▶ [Data shown]:
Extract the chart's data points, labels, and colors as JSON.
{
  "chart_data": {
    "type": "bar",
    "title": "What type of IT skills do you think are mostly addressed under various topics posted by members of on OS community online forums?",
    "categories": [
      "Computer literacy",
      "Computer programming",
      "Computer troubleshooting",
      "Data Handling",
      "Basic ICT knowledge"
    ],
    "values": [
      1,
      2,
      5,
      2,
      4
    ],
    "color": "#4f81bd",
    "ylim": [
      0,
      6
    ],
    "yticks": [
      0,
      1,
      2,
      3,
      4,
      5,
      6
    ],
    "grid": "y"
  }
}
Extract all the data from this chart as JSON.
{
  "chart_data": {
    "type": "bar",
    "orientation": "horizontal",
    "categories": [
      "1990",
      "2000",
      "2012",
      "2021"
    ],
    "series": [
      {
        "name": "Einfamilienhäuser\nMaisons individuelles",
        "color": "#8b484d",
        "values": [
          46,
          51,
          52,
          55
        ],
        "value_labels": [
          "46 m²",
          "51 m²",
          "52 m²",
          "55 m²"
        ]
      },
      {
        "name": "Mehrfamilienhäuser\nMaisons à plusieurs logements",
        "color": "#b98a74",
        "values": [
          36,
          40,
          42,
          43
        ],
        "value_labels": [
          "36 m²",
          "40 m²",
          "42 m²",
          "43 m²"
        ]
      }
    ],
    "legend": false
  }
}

▶ [Direction]: Which lines hold the word "nMaisons"? Return all of them from the records above.

▶ [Task response]:
        "name": "Einfamilienhäuser\nMaisons individuelles",
        "name": "Mehrfamilienhäuser\nMaisons à plusieurs logements",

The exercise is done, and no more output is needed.